WHAT TO PRODUCE — Each line below should be quoted exactly, please.

DATA PROVIDED —
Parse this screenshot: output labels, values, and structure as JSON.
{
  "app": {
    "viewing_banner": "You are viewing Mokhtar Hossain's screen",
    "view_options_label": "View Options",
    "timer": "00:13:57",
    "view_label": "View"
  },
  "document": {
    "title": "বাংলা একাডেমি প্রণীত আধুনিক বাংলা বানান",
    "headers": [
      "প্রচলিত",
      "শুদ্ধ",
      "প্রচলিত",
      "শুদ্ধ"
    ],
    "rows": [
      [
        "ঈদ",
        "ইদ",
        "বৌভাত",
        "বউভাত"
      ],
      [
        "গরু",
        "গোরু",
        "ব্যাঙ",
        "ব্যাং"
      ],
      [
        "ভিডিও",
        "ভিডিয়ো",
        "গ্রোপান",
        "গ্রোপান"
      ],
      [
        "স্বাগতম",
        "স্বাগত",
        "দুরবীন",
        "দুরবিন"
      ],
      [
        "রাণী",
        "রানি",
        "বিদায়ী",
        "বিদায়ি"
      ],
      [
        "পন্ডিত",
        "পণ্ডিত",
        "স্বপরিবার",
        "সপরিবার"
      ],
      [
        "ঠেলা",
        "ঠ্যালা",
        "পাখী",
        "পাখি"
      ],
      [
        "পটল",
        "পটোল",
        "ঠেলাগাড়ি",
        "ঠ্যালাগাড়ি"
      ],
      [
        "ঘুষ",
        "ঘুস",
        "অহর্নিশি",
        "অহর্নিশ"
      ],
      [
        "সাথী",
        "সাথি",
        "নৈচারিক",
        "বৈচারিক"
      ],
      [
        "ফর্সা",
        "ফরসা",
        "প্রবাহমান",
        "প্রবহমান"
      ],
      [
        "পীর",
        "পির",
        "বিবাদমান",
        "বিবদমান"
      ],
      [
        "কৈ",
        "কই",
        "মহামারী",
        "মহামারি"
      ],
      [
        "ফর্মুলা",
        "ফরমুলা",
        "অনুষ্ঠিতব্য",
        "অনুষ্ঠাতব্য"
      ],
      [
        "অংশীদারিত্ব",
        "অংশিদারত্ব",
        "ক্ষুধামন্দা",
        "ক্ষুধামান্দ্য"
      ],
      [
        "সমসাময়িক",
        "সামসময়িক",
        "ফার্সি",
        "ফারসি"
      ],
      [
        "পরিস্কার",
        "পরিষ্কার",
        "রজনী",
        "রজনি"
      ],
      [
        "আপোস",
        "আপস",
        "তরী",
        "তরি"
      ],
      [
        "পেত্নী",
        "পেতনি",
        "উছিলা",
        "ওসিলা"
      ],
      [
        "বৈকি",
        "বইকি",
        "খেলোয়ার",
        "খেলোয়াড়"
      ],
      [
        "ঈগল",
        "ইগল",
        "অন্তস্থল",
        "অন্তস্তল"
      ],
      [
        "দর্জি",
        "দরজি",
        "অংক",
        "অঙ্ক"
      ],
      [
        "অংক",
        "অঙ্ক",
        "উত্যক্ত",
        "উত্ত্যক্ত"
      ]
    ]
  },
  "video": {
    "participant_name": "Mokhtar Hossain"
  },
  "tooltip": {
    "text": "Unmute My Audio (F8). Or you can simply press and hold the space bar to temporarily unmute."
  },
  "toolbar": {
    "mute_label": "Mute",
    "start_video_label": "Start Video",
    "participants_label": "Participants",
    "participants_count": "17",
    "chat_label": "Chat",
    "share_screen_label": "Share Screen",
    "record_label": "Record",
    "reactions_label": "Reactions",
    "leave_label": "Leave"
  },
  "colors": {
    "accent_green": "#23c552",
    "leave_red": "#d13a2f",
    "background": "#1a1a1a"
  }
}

EXPECTED ANSWER —
Parse this screenshot: output labels, values, and structure as JSON.
{
  "app": {
    "viewing_banner": "You are viewing Mokhtar Hossain's screen",
    "view_options_label": "View Options",
    "timer": "00:13:57",
    "view_label": "View"
  },
  "document": {
    "title": "বাংলা একাডেমি প্রণীত আধুনিক বাংলা বানান",
    "headers": [
      "প্রচলিত",
      "শুদ্ধ",
      "প্রচলিত",
      "শুদ্ধ"
    ],
    "rows": [
      [
        "ঈদ",
        "ইদ",
        "বৌভাত",
        "বউভাত"
      ],
      [
        "গরু",
        "গোরু",
        "ব্যাঙ",
        "ব্যাং"
      ],
      [
        "ভিডিও",
        "ভিডিয়ো",
        "গ্রোপান",
        "গ্রোপান"
      ],
      [
        "স্বাগতম",
        "স্বাগত",
        "দুরবীন",
        "দুরবিন"
      ],
      [
        "রাণী",
        "রানি",
        "বিদায়ী",
        "বিদায়ি"
      ],
      [
        "পন্ডিত",
        "পণ্ডিত",
        "স্বপরিবার",
        "সপরিবার"
      ],
      [
        "ঠেলা",
        "ঠ্যালা",
        "পাখী",
        "পাখি"
      ],
      [
        "পটল",
        "পটোল",
        "ঠেলাগাড়ি",
        "ঠ্যালাগাড়ি"
      ],
      [
        "ঘুষ",
        "ঘুস",
        "অহর্নিশি",
        "অহর্নিশ"
      ],
      [
        "সাথী",
        "সাথি",
        "নৈচারিক",
        "বৈচারিক"
      ],
      [
        "ফর্সা",
        "ফরসা",
        "প্রবাহমান",
        "প্রবহমান"
      ],
      [
        "পীর",
        "পির",
        "বিবাদমান",
        "বিবদমান"
      ],
      [
        "কৈ",
        "কই",
        "মহামারী",
        "মহামারি"
      ],
      [
        "ফর্মুলা",
        "ফরমুলা",
        "অনুষ্ঠিতব্য",
        "অনুষ্ঠাতব্য"
      ],
      [
        "অংশীদারিত্ব",
        "অংশিদারত্ব",
        "ক্ষুধামন্দা",
        "ক্ষুধামান্দ্য"
      ],
      [
        "সমসাময়িক",
        "সামসময়িক",
        "ফার্সি",
        "ফারসি"
      ],
      [
        "পরিস্কার",
        "পরিষ্কার",
        "রজনী",
        "রজনি"
      ],
      [
        "আপোস",
        "আপস",
        "তরী",
        "তরি"
      ],
      [
        "পেত্নী",
        "পেতনি",
        "উছিলা",
        "ওসিলা"
      ],
      [
        "বৈকি",
        "বইকি",
        "খেলোয়ার",
        "খেলোয়াড়"
      ],
      [
        "ঈগল",
        "ইগল",
        "অন্তস্থল",
        "অন্তস্তল"
      ],
      [
        "দর্জি",
        "দরজি",
        "অংক",
        "অঙ্ক"
      ],
      [
        "অংক",
        "অঙ্ক",
        "উত্যক্ত",
        "উত্ত্যক্ত"
      ]
    ]
  },
  "video": {
    "participant_name": "Mokhtar Hossain"
  },
  "tooltip": {
    "text": "Unmute My Audio (F8). Or you can simply press and hold the space bar to temporarily unmute."
  },
  "toolbar": {
    "mute_label": "Mute",
    "start_video_label": "Start Video",
    "participants_label": "Participants",
    "participants_count": "17",
    "chat_label": "Chat",
    "share_screen_label": "Share Screen",
    "record_label": "Record",
    "reactions_label": "Reactions",
    "leave_label": "Leave"
  },
  "colors": {
    "accent_green": "#23c552",
    "leave_red": "#d13a2f",
    "background": "#1a1a1a"
  }
}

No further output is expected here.